Extracted text:
Computer Hardware Dataset Analysis - UCI

This is a regression analysis of the UCI Computer Analysis Dataset.


In [2]:
import numpy as np
import pandas as pd
%pylab inline
pylab.style.use('ggplot')
import seaborn as sns


Populating the interactive namespace from numpy and matplotlib

In [3]:
url = 'https://archive.ics.uci.edu/ml/machine-learning-databases/cpu-performance/machine.data'
data = pd.read_csv(url, header=None)

In [20]:
data.head()


Out[20]:
VENDOR MYCT MMIN MMAX CACH CHMIN CHMAX PRP
0 adviser 125 256 6000 256 16 128 198
1 amdahl 29 8000 32000 32 8 32 269
2 amdahl 29 8000 32000 32 8 32 220
3 amdahl 29 8000 32000 32 8 32 172
4 amdahl 29 8000 16000 32 8 16 132

Attribute Information

Attribute Information:

  1. vendor name: 30 (adviser, amdahl,apollo, basf, bti, burroughs, c.r.d, cambex, cdc, dec, dg, formation, four-phase, gould, honeywell, hp, ibm, ipl, magnuson, microdata, nas, ncr, nixdorf, perkin-elmer, prime, siemens, sperry, sratus, wang)
  2. Model Name: many unique symbols
  3. MYCT: machine cycle time in nanoseconds (integer)
  4. MMIN: minimum main memory in kilobytes (integer)
  5. MMAX: maximum main memory in kilobytes (integer)
  6. CACH: cache memory in kilobytes (integer)
  7. CHMIN: minimum channels in units (integer)
  8. CHMAX: maximum channels in units (integer)
  9. PRP: published relative performance (integer)
    1. ERP: estimated relative performance from the original article (integer)

In [5]:
data.columns = ['VENDOR', 'MODEL', 'MYCT', 'MMIN', 
                 'MMAX', 'CACH', 'CHMIN', 'CHMAX', 'PRP', 'ERP']

In [6]:
# Drop the ERP column - this is an estimate
data = data.drop('ERP', axis=1)

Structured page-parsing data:
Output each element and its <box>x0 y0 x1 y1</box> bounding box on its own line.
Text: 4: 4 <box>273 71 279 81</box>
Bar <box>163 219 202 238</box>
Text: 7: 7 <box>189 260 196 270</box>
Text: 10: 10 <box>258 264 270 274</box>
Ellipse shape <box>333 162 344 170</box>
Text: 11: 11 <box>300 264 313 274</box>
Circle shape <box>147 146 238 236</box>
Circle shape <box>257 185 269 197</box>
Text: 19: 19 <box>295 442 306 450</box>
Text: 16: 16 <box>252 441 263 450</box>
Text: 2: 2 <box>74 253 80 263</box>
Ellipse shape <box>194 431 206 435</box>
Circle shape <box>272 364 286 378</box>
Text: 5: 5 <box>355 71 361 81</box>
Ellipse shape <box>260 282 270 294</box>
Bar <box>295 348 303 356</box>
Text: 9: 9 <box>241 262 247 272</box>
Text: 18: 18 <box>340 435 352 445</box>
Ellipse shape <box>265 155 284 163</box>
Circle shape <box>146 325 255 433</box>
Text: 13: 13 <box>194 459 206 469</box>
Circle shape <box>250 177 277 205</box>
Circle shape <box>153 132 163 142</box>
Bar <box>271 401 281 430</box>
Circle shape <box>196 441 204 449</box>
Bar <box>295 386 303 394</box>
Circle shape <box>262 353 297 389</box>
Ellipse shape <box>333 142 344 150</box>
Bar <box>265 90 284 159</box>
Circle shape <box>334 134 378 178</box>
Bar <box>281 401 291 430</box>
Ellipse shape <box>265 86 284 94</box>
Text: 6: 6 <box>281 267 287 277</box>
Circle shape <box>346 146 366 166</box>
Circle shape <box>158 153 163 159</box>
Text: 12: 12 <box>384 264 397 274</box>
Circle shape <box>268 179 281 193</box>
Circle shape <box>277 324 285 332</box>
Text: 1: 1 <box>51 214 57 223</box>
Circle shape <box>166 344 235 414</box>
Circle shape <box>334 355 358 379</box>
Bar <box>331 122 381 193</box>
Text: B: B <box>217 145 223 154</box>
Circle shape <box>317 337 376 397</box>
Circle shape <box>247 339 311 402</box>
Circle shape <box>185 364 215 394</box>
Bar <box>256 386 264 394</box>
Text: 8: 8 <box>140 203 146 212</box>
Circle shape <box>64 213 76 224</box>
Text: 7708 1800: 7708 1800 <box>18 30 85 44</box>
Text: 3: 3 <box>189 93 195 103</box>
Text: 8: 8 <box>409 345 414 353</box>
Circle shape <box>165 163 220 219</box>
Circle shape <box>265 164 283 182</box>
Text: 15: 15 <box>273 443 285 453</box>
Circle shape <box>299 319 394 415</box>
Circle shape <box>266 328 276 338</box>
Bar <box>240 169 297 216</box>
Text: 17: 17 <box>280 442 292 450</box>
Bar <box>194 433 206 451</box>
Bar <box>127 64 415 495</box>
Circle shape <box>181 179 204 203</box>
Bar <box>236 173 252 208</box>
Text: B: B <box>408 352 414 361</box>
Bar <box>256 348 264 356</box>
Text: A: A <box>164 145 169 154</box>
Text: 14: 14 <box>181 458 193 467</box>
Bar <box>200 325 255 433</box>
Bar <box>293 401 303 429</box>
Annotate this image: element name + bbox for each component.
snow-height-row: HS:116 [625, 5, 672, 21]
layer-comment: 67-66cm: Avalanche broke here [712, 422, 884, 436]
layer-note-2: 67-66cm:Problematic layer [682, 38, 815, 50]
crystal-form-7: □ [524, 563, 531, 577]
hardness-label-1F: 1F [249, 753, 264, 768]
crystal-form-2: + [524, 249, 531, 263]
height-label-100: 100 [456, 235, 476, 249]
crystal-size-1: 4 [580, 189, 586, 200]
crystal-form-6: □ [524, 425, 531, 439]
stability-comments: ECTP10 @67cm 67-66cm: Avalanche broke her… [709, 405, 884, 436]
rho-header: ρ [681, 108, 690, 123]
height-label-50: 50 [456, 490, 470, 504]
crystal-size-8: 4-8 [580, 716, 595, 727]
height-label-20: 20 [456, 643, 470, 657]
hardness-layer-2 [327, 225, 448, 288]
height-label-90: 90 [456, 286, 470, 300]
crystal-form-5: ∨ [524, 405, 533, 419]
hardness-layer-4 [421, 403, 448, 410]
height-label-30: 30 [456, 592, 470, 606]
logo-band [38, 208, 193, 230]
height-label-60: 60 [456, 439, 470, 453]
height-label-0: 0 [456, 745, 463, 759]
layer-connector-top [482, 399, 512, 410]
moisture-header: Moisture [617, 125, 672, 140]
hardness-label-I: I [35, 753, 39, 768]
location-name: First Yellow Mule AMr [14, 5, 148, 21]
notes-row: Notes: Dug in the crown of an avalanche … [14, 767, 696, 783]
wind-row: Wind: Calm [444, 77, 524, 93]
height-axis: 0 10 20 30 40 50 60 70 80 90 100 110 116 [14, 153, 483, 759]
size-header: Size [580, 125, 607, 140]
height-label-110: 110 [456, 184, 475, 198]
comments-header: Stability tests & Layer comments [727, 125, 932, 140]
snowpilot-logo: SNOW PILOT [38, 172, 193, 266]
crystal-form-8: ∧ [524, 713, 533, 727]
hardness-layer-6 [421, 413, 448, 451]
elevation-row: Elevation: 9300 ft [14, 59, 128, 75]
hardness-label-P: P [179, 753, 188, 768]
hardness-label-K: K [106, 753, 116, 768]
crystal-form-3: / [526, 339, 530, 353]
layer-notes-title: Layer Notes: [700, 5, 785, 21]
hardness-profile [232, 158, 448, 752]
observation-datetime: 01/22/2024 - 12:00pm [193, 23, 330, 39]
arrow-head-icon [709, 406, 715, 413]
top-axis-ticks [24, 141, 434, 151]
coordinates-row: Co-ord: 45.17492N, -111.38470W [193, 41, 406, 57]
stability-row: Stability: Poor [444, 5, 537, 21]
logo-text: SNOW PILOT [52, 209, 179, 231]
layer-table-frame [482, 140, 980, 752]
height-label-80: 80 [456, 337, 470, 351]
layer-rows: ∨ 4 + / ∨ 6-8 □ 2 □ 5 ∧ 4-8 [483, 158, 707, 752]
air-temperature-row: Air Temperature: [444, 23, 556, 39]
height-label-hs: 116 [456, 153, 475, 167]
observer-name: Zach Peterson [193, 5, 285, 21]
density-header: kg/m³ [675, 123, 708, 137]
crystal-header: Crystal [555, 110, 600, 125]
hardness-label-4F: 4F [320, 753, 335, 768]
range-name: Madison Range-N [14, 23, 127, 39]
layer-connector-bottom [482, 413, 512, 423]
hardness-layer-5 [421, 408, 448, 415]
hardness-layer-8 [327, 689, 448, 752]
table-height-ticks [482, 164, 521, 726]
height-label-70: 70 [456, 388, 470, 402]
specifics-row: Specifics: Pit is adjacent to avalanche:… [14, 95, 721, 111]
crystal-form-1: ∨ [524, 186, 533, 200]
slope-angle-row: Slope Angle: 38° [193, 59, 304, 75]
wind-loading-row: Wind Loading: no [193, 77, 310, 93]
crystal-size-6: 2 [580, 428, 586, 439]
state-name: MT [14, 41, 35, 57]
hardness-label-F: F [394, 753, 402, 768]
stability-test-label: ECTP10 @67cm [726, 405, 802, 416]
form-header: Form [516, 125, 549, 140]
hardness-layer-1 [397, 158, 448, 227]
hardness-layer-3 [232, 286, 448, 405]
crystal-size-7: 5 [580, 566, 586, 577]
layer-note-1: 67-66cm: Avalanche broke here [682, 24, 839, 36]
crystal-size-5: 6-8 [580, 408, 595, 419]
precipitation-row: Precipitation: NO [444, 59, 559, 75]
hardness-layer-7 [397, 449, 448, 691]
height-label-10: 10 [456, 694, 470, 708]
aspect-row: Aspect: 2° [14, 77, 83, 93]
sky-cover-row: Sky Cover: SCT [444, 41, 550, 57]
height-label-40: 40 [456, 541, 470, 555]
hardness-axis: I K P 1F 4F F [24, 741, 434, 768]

Required work:
[1] In the computer hardware analysis, what does the MYCT attribute measure?
[2] Reproduce word for word everything in the computer hardware analysis from "5. MMAX: maximum" down to "relative performance (integer)".
The records have no connection to the text.

Your responses:
[1] Machine cycle time in nanoseconds.

[2]
5. MMAX: maximum main memory in kilobytes (integer)
  6. CACH: cache memory in kilobytes (integer)
  7. CHMIN: minimum channels in units (integer)
  8. CHMAX: maximum channels in units (integer)
  9. PRP: published relative performance (integer)